**TASK**
Say how many lines hold the string "file"; please write nothing but the number.

(Some records)
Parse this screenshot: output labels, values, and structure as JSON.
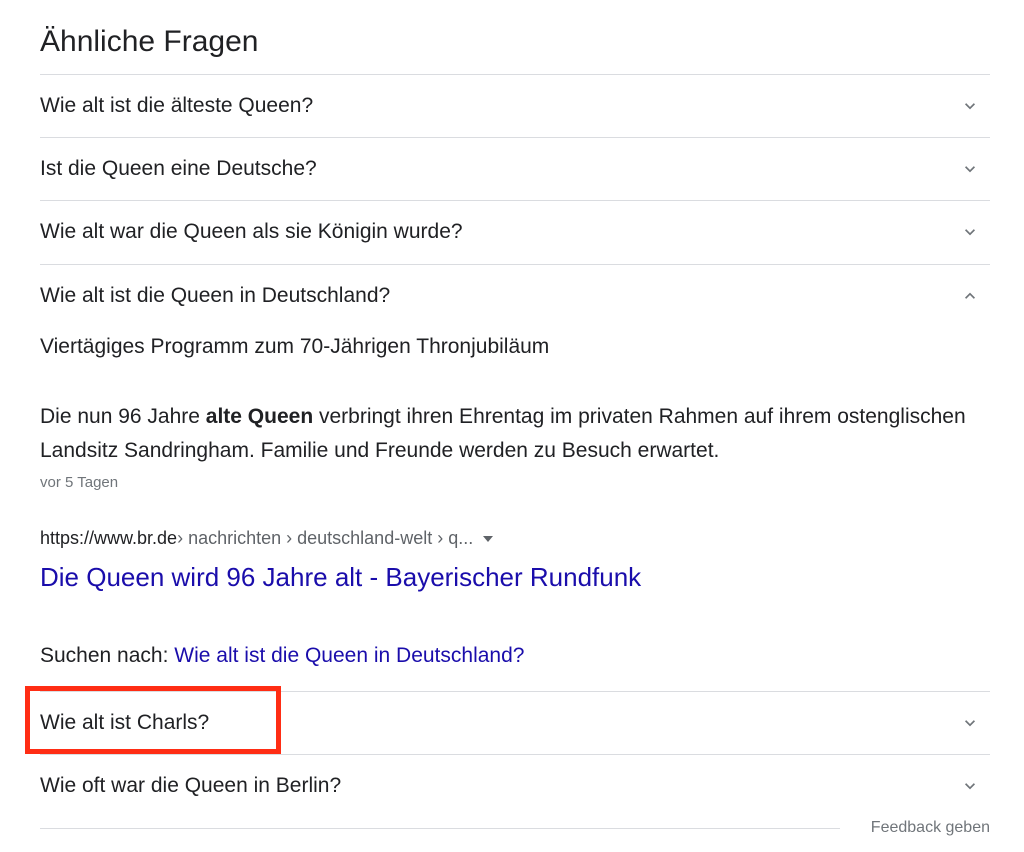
{
  "heading": "Ähnliche Fragen",
  "questions": [
    {
      "text": "Wie alt ist die älteste Queen?",
      "expanded": false,
      "icon": "chevron-down-icon"
    },
    {
      "text": "Ist die Queen eine Deutsche?",
      "expanded": false,
      "icon": "chevron-down-icon"
    },
    {
      "text": "Wie alt war die Queen als sie Königin wurde?",
      "expanded": false,
      "icon": "chevron-down-icon"
    },
    {
      "text": "Wie alt ist die Queen in Deutschland?",
      "expanded": true,
      "icon": "chevron-up-icon"
    },
    {
      "text": "Wie alt ist Charls?",
      "expanded": false,
      "icon": "chevron-down-icon",
      "highlighted": true
    },
    {
      "text": "Wie oft war die Queen in Berlin?",
      "expanded": false,
      "icon": "chevron-down-icon"
    }
  ],
  "answer": {
    "title": "Viertägiges Programm zum 70-Jährigen Thronjubiläum",
    "body_before": "Die nun 96 Jahre ",
    "body_bold": "alte Queen",
    "body_after": " verbringt ihren Ehrentag im privaten Rahmen auf ihrem ostenglischen Landsitz Sandringham. Familie und Freunde werden zu Besuch erwartet.",
    "date": "vor 5 Tagen",
    "cite_domain": "https://www.br.de",
    "cite_path": " › nachrichten › deutschland-welt › q...",
    "link_title": "Die Queen wird 96 Jahre alt - Bayerischer Rundfunk",
    "search_label": "Suchen nach: ",
    "search_query": "Wie alt ist die Queen in Deutschland?"
  },
  "feedback": "Feedback geben",
  "colors": {
    "link": "#1a0dab",
    "highlight": "#ff2d14",
    "divider": "#dadce0"
  }
}
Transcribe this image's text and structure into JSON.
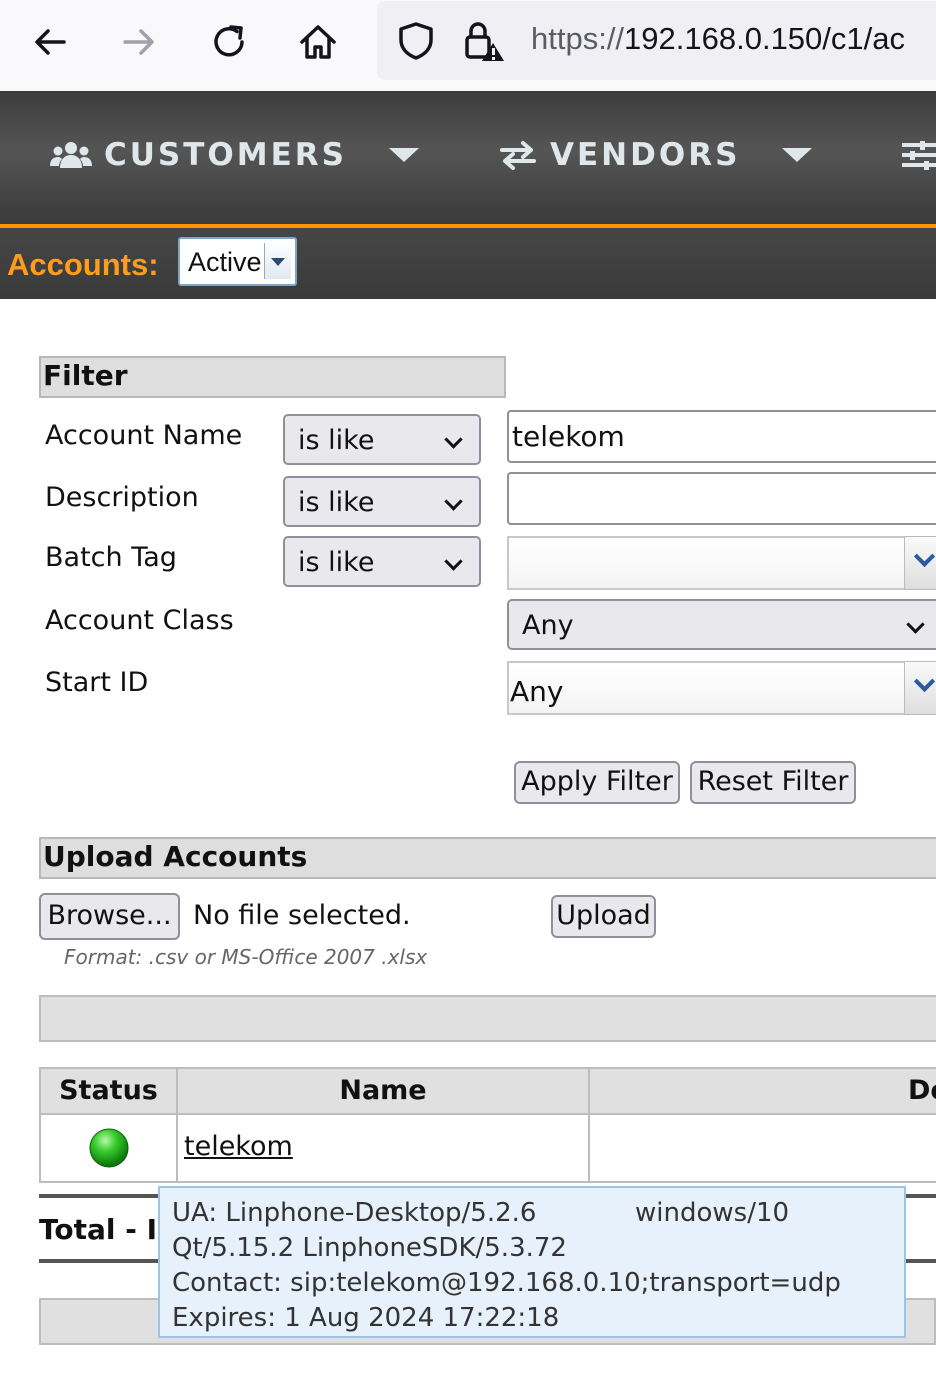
{
  "browser": {
    "url_scheme": "https://",
    "url_host": "192.168.0.150",
    "url_path": "/c1/ac"
  },
  "nav": {
    "items": [
      {
        "label": "CUSTOMERS",
        "icon": "users-icon"
      },
      {
        "label": "VENDORS",
        "icon": "swap-arrows-icon"
      }
    ]
  },
  "accounts_bar": {
    "label": "Accounts:",
    "selected": "Active"
  },
  "filter": {
    "title": "Filter",
    "rows": {
      "account_name": {
        "label": "Account Name",
        "operator": "is like",
        "value": "telekom"
      },
      "description": {
        "label": "Description",
        "operator": "is like",
        "value": ""
      },
      "batch_tag": {
        "label": "Batch Tag",
        "operator": "is like",
        "value": ""
      },
      "account_class": {
        "label": "Account Class",
        "value": "Any"
      },
      "start_id": {
        "label": "Start ID",
        "value": "Any"
      }
    },
    "apply_label": "Apply Filter",
    "reset_label": "Reset Filter"
  },
  "upload": {
    "title": "Upload Accounts",
    "browse_label": "Browse...",
    "file_status": "No file selected.",
    "upload_label": "Upload",
    "format_hint": "Format: .csv or MS-Office 2007 .xlsx"
  },
  "table": {
    "headers": [
      "Status",
      "Name",
      "De"
    ],
    "rows": [
      {
        "status": "online",
        "status_color": "#22b422",
        "name": "telekom"
      }
    ],
    "total_label": "Total - I"
  },
  "tooltip": {
    "ua": "UA: Linphone-Desktop/5.2.6",
    "os": "windows/10",
    "qt": "Qt/5.15.2 LinphoneSDK/5.3.72",
    "contact": "Contact: sip:telekom@192.168.0.10;transport=udp",
    "expires": "Expires: 1 Aug 2024 17:22:18"
  },
  "colors": {
    "accent": "#ff9400",
    "nav_text": "#dfe7ea",
    "status_online": "#22b422"
  }
}
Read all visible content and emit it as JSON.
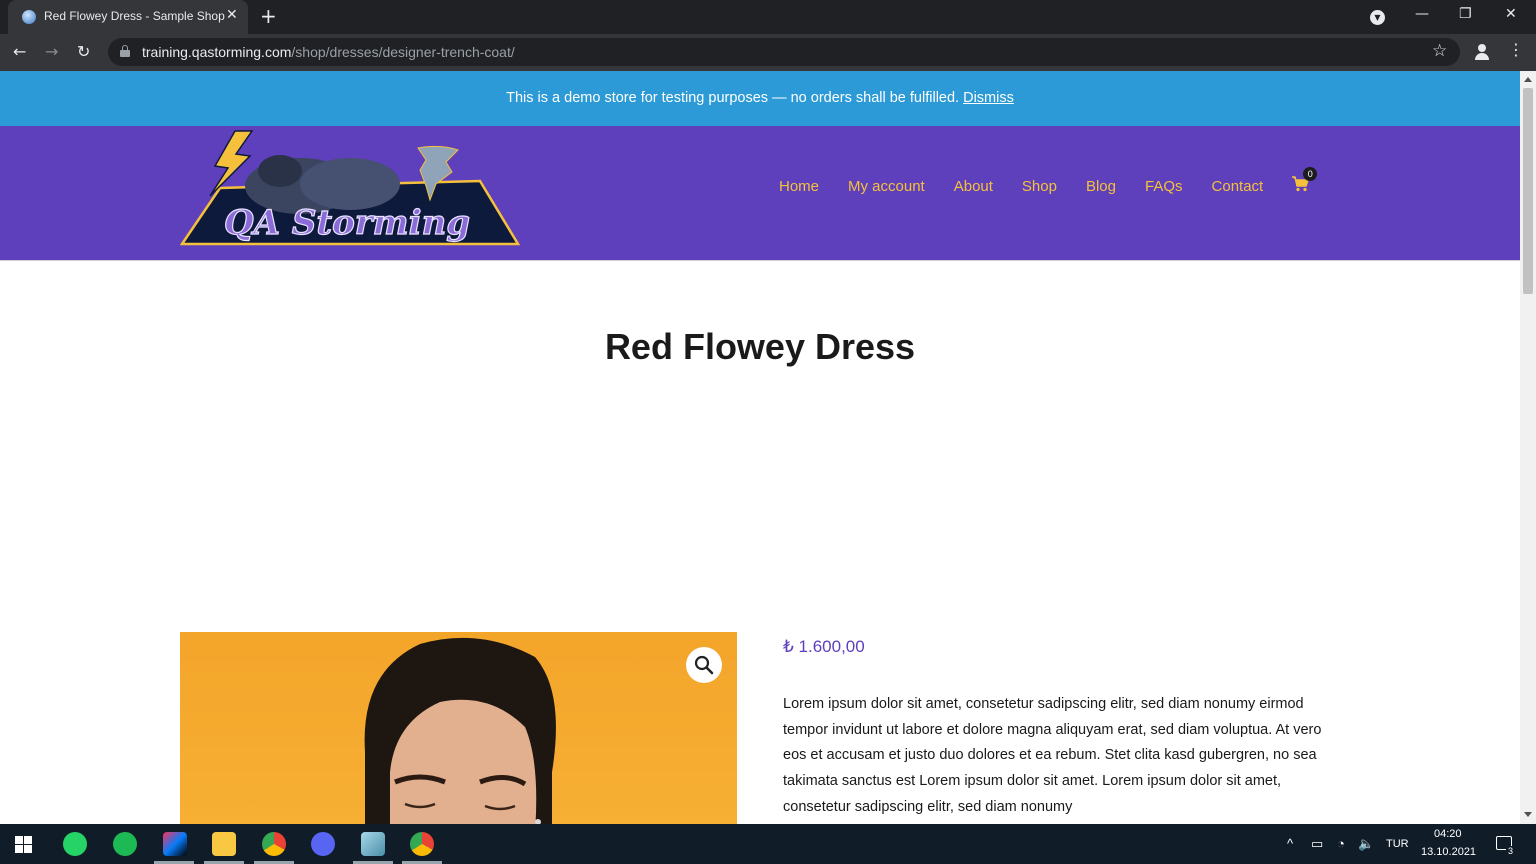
{
  "browser": {
    "tab_title": "Red Flowey Dress - Sample Shop",
    "tab_close": "✕",
    "new_tab": "+",
    "url_host": "training.qastorming.com",
    "url_path": "/shop/dresses/designer-trench-coat/",
    "window_controls": {
      "minimize": "—",
      "restore": "❐",
      "close": "✕"
    }
  },
  "demo_notice": {
    "text": "This is a demo store for testing purposes — no orders shall be fulfilled.",
    "dismiss": "Dismiss"
  },
  "header": {
    "logo_text": "QA Storming",
    "nav": [
      "Home",
      "My account",
      "About",
      "Shop",
      "Blog",
      "FAQs",
      "Contact"
    ],
    "cart_count": "0"
  },
  "product": {
    "title": "Red Flowey Dress",
    "price": "₺ 1.600,00",
    "description": "Lorem ipsum dolor sit amet, consetetur sadipscing elitr, sed diam nonumy eirmod tempor invidunt ut labore et dolore magna aliquyam erat, sed diam voluptua. At vero eos et accusam et justo duo dolores et ea rebum. Stet clita kasd gubergren, no sea takimata sanctus est Lorem ipsum dolor sit amet. Lorem ipsum dolor sit amet, consetetur sadipscing elitr, sed diam nonumy"
  },
  "taskbar": {
    "apps": [
      "whatsapp-icon",
      "spotify-icon",
      "intellij-icon",
      "file-explorer-icon",
      "chrome-icon",
      "discord-icon",
      "notepad-icon",
      "chrome-active-icon"
    ],
    "language": "TUR",
    "time": "04:20",
    "date": "13.10.2021",
    "notification_count": "3"
  },
  "colors": {
    "demo_bar": "#2b9ad6",
    "header_bg": "#5e3fbc",
    "nav_text": "#f5c13c",
    "price": "#5e3fbc",
    "image_bg": "#f3a52a"
  }
}
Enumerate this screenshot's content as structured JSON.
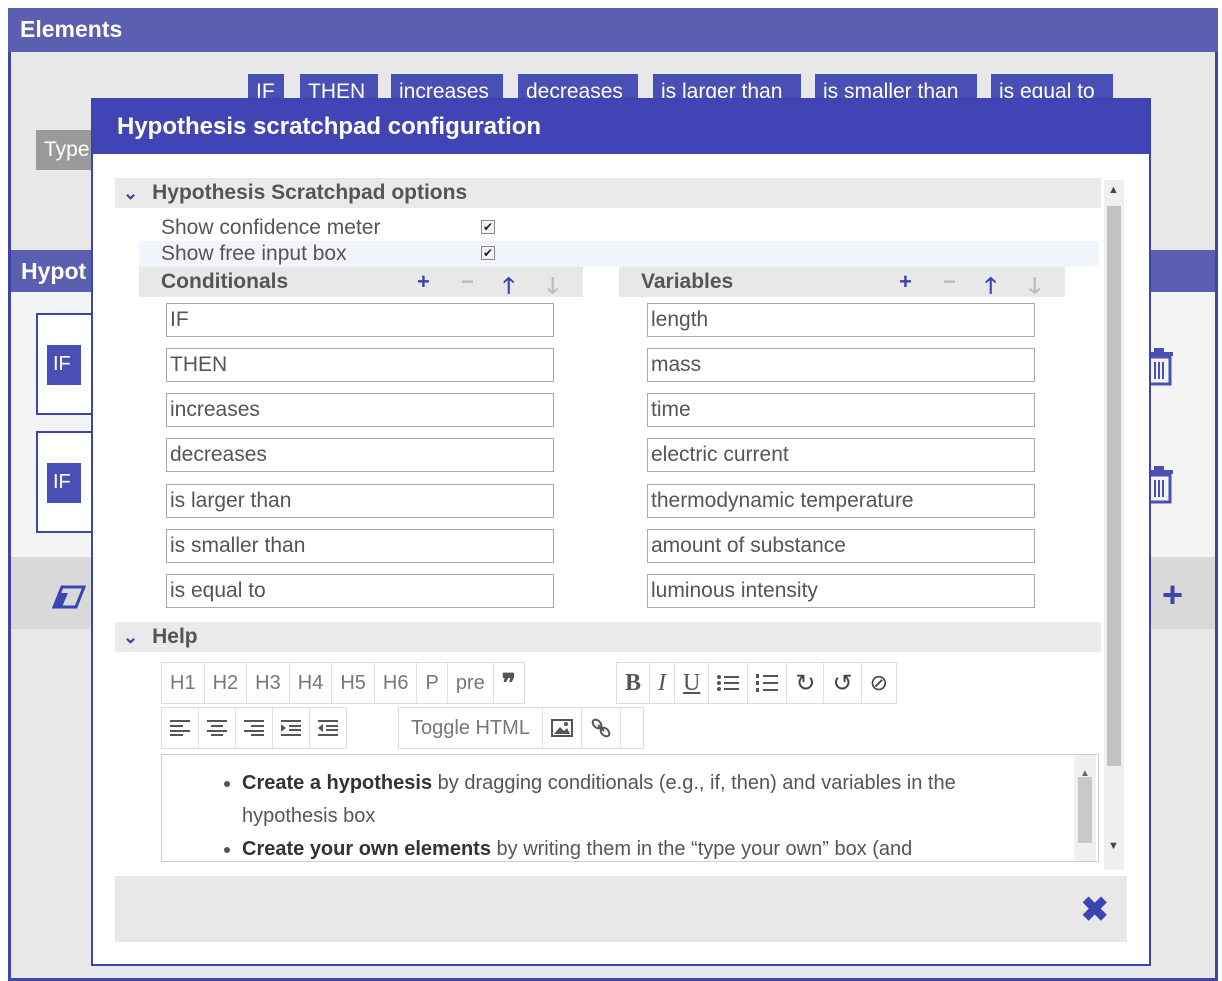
{
  "background": {
    "elements_title": "Elements",
    "chips": [
      "IF",
      "THEN",
      "increases",
      "decreases",
      "is larger than",
      "is smaller than",
      "is equal to"
    ],
    "type_own_label": "Type",
    "hypotheses_title": "Hypot",
    "row_if": "IF"
  },
  "modal": {
    "title": "Hypothesis scratchpad configuration",
    "options_section": "Hypothesis Scratchpad options",
    "options": [
      {
        "label": "Show confidence meter",
        "checked": true
      },
      {
        "label": "Show free input box",
        "checked": true
      }
    ],
    "conditionals_title": "Conditionals",
    "variables_title": "Variables",
    "conditionals": [
      "IF",
      "THEN",
      "increases",
      "decreases",
      "is larger than",
      "is smaller than",
      "is equal to"
    ],
    "variables": [
      "length",
      "mass",
      "time",
      "electric current",
      "thermodynamic temperature",
      "amount of substance",
      "luminous intensity"
    ],
    "help_section": "Help",
    "toolbar_row1_group1": [
      "H1",
      "H2",
      "H3",
      "H4",
      "H5",
      "H6",
      "P",
      "pre"
    ],
    "toolbar_row2_toggle": "Toggle HTML",
    "help_items": [
      {
        "bold": "Create a hypothesis",
        "text": " by dragging conditionals (e.g., if, then) and variables in the hypothesis box"
      },
      {
        "bold": "Create your own elements",
        "text": " by writing them in the “type your own” box (and"
      }
    ]
  },
  "colors": {
    "accent": "#4044b4",
    "header_bg": "#5a5fb0"
  }
}
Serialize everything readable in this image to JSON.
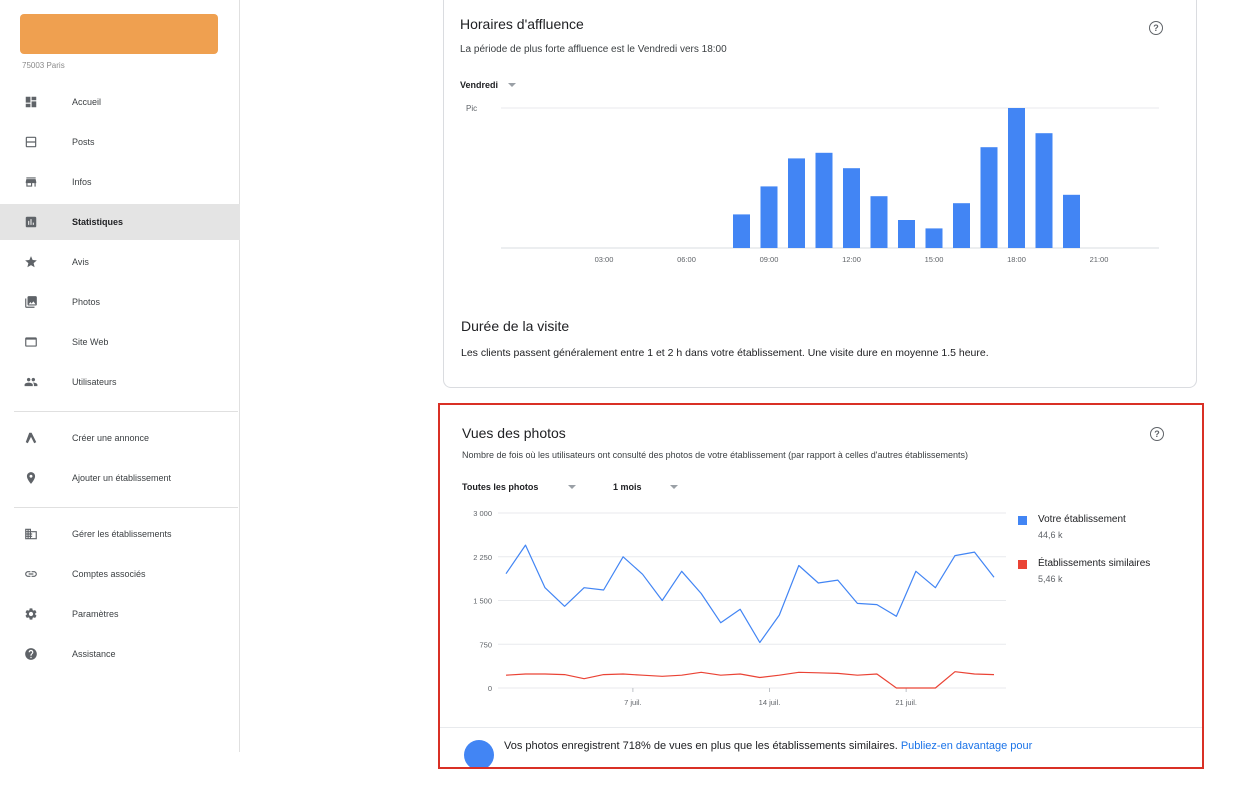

**FULL SOLUTION**
2